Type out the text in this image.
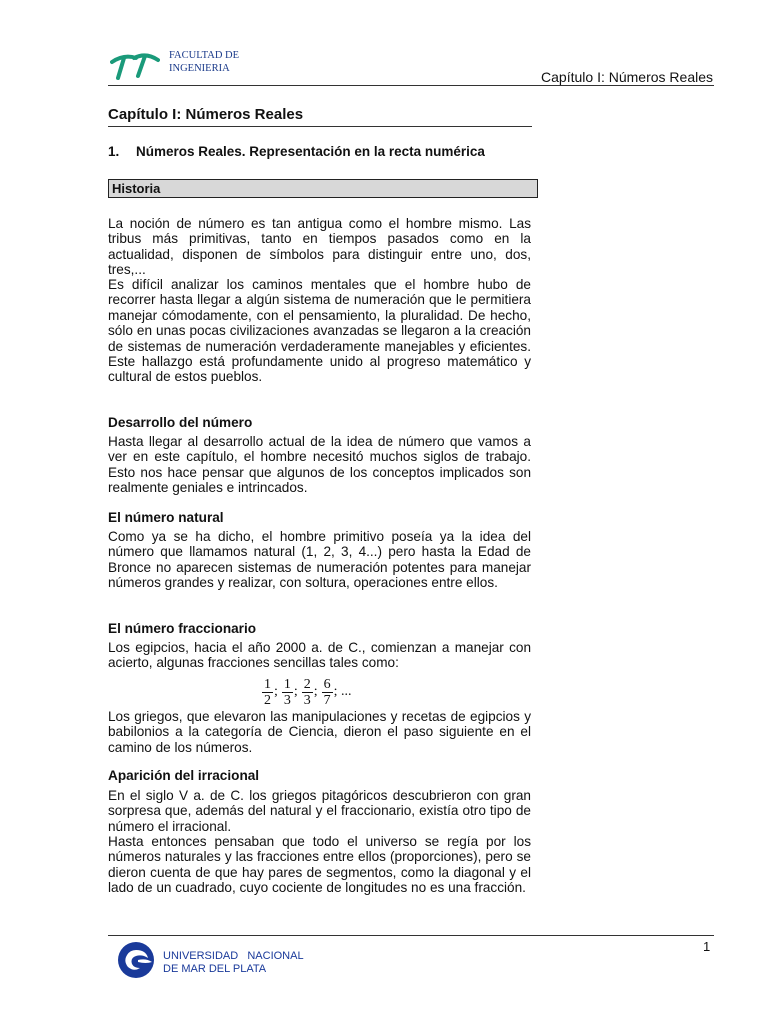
FACULTAD DE
INGENIERIA
Capítulo I: Números Reales
Capítulo I: Números Reales
1. Números Reales. Representación en la recta numérica
Historia

La noción de número es tan antigua como el hombre mismo. Las tribus más primitivas, tanto en tiempos pasados como en la actualidad, disponen de símbolos para distinguir entre uno, dos, tres,...

Es difícil analizar los caminos mentales que el hombre hubo de recorrer hasta llegar a algún sistema de numeración que le permitiera manejar cómodamente, con el pensamiento, la pluralidad. De hecho, sólo en unas pocas civilizaciones avanzadas se llegaron a la creación de sistemas de numeración verdaderamente manejables y eficientes. Este hallazgo está profundamente unido al progreso matemático y cultural de estos pueblos.

Desarrollo del número

Hasta llegar al desarrollo actual de la idea de número que vamos a ver en este capítulo, el hombre necesitó muchos siglos de trabajo. Esto nos hace pensar que algunos de los conceptos implicados son realmente geniales e intrincados.

El número natural

Como ya se ha dicho, el hombre primitivo poseía ya la idea del número que llamamos natural (1, 2, 3, 4...) pero hasta la Edad de Bronce no aparecen sistemas de numeración potentes para manejar números grandes y realizar, con soltura, operaciones entre ellos.

El número fraccionario

Los egipcios, hacia el año 2000 a. de C., comienzan a manejar con acierto, algunas fracciones sencillas tales como:

$\frac{1}{2}$ ; $\frac{1}{3}$ ; $\frac{2}{3}$ ; $\frac{6}{7}$ ; ...

Los griegos, que elevaron las manipulaciones y recetas de egipcios y babilonios a la categoría de Ciencia, dieron el paso siguiente en el camino de los números.

Aparición del irracional

En el siglo V a. de C. los griegos pitagóricos descubrieron con gran sorpresa que, además del natural y el fraccionario, existía otro tipo de número el irracional.

Hasta entonces pensaban que todo el universo se regía por los números naturales y las fracciones entre ellos (proporciones), pero se dieron cuenta de que hay pares de segmentos, como la diagonal y el lado de un cuadrado, cuyo cociente de longitudes no es una fracción.

1
UNIVERSIDAD   NACIONAL
DE MAR DEL PLATA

■ ■ ■ ■ ■

**SET TASK:** Find the lines with the string "ellos" and reproduce them.

**RESULT OF THIS EXERCISE:**
Como ya se ha dicho, el hombre primitivo poseía ya la idea del número que llamamos natural (1, 2, 3, 4...) pero hasta la Edad de Bronce no aparecen sistemas de numeración potentes para manejar números grandes y realizar, con soltura, operaciones entre ellos.
Hasta entonces pensaban que todo el universo se regía por los números naturales y las fracciones entre ellos (proporciones), pero se dieron cuenta de que hay pares de segmentos, como la diagonal y el lado de un cuadrado, cuyo cociente de longitudes no es una fracción.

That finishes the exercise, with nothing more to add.